— start of STORED ROWS —
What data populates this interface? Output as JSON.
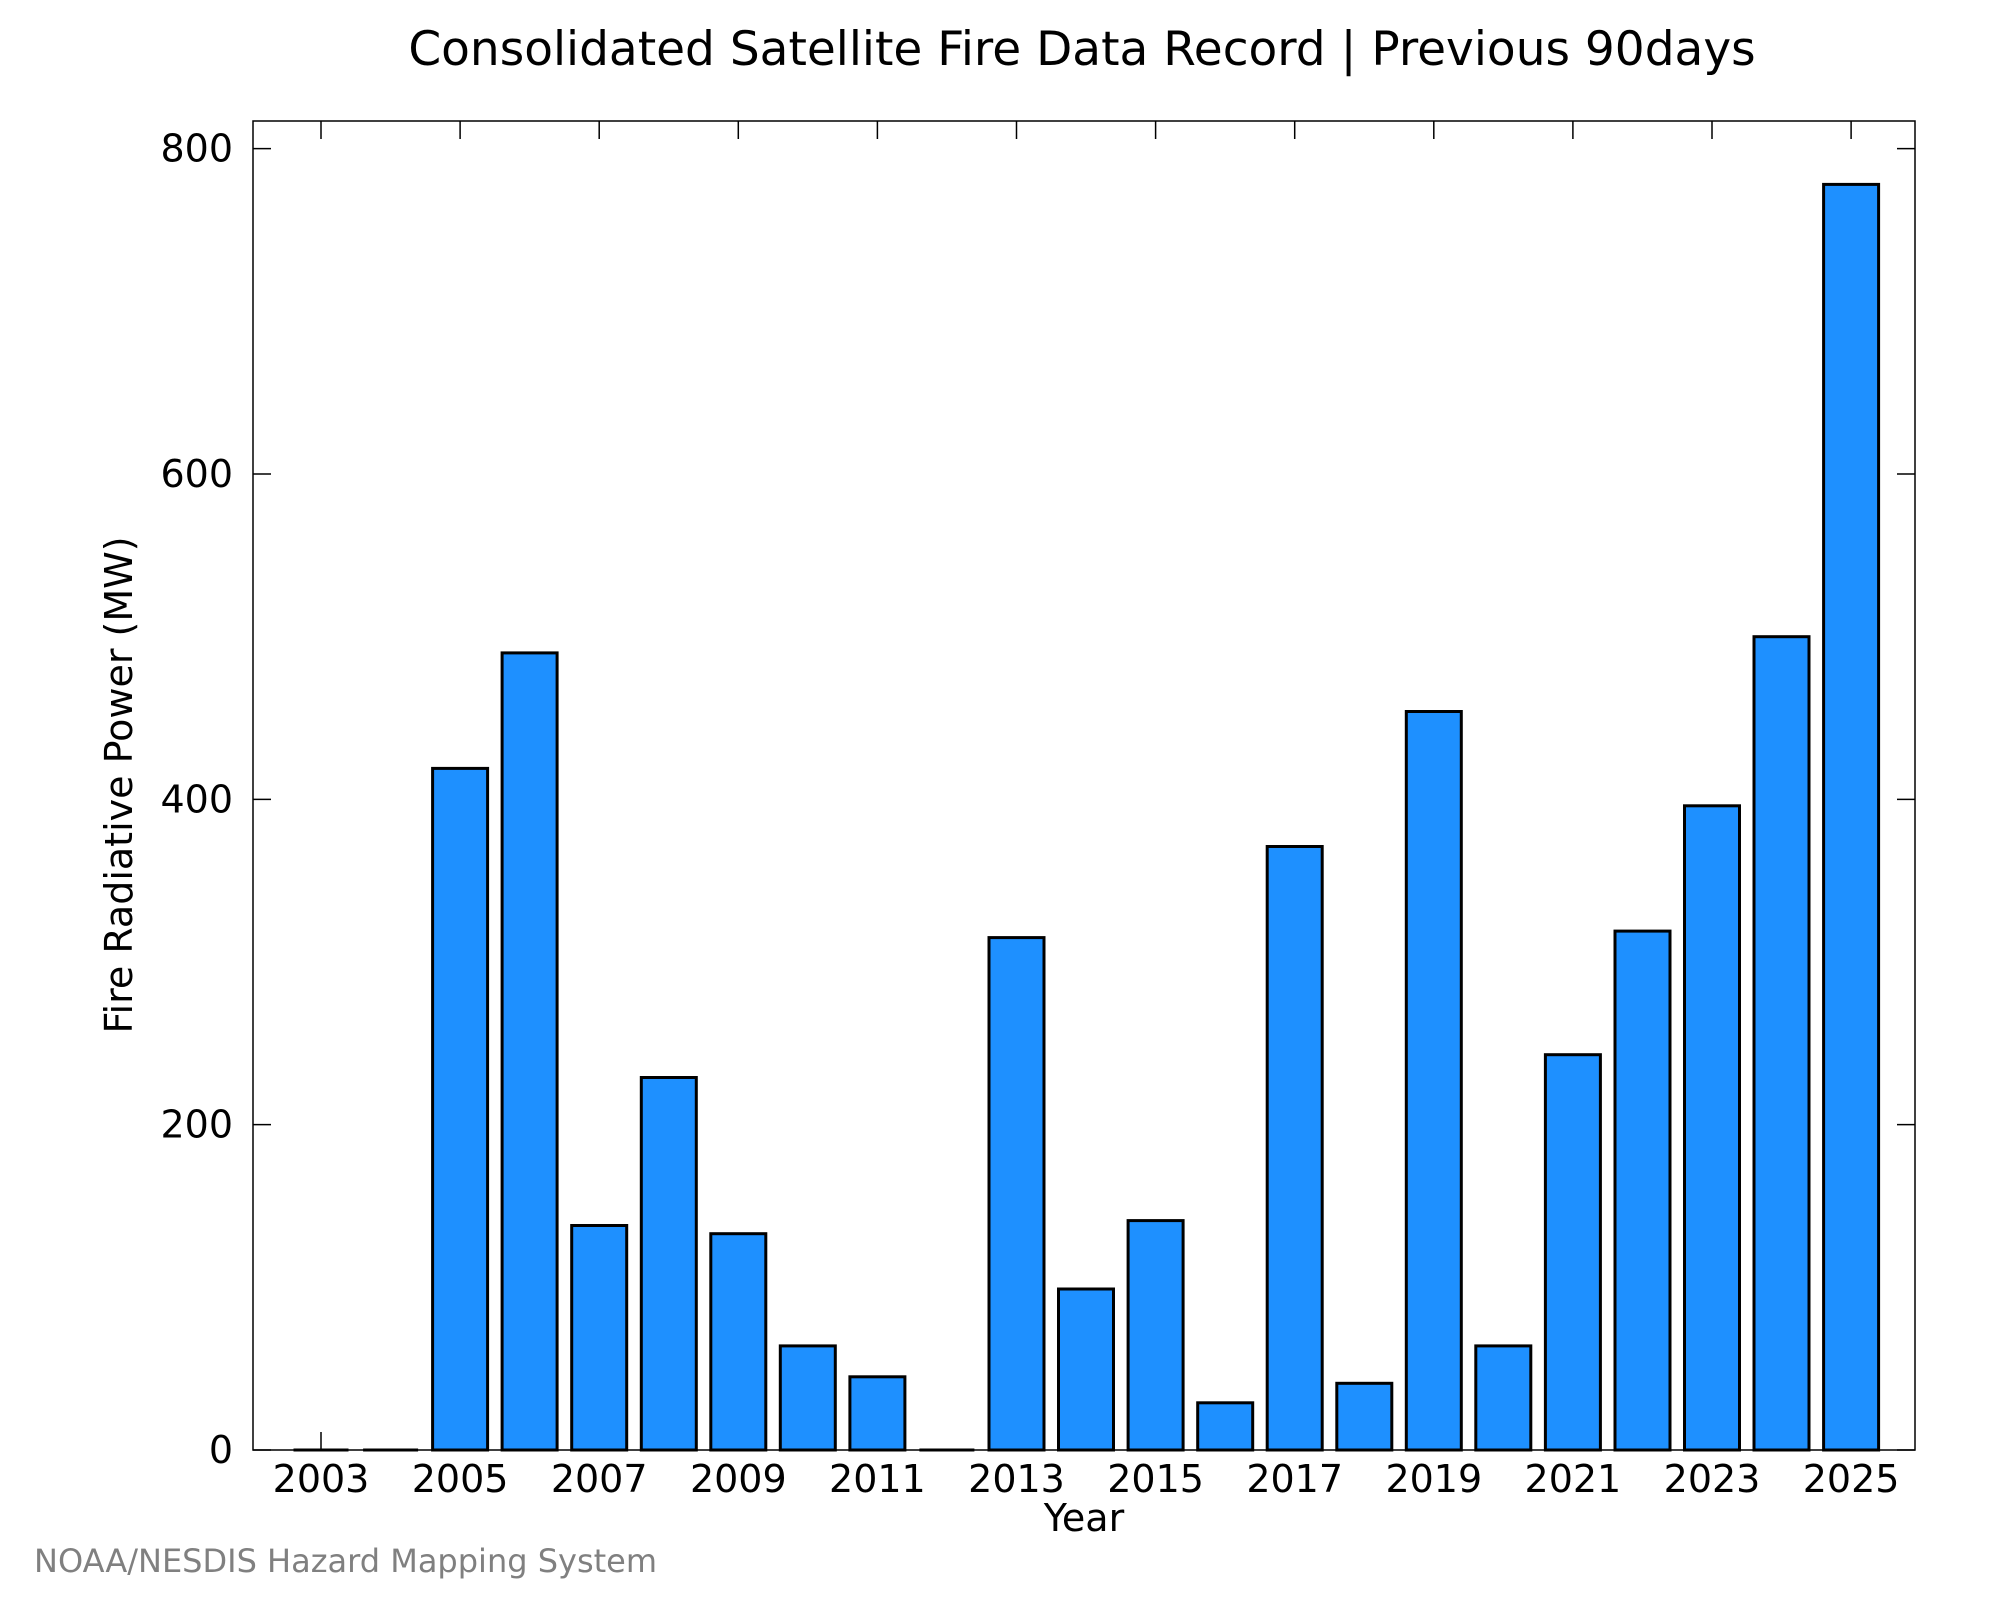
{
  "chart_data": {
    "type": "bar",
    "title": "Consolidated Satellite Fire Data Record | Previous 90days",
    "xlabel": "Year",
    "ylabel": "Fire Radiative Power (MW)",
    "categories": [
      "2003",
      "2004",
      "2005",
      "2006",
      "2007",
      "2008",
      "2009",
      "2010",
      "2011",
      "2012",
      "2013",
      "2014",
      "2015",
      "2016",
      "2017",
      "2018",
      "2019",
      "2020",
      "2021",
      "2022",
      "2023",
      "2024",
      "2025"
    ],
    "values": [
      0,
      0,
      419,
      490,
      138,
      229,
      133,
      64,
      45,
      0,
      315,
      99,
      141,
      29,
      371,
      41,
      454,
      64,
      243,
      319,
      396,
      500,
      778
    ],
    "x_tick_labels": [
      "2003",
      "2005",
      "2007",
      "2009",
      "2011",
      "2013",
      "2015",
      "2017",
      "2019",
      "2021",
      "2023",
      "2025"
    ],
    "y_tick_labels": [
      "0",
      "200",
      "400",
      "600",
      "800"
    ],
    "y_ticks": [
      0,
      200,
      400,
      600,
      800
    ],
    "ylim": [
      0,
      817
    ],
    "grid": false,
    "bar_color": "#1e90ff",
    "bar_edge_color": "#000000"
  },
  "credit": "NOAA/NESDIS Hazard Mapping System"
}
— end of STORED ROWS —
YOUR TASK>
Check each line above for the string "Fire" and show the ones that have it.

IN RESPONSE>
    "title": "Consolidated Satellite Fire Data Record | Previous 90days",
    "ylabel": "Fire Radiative Power (MW)",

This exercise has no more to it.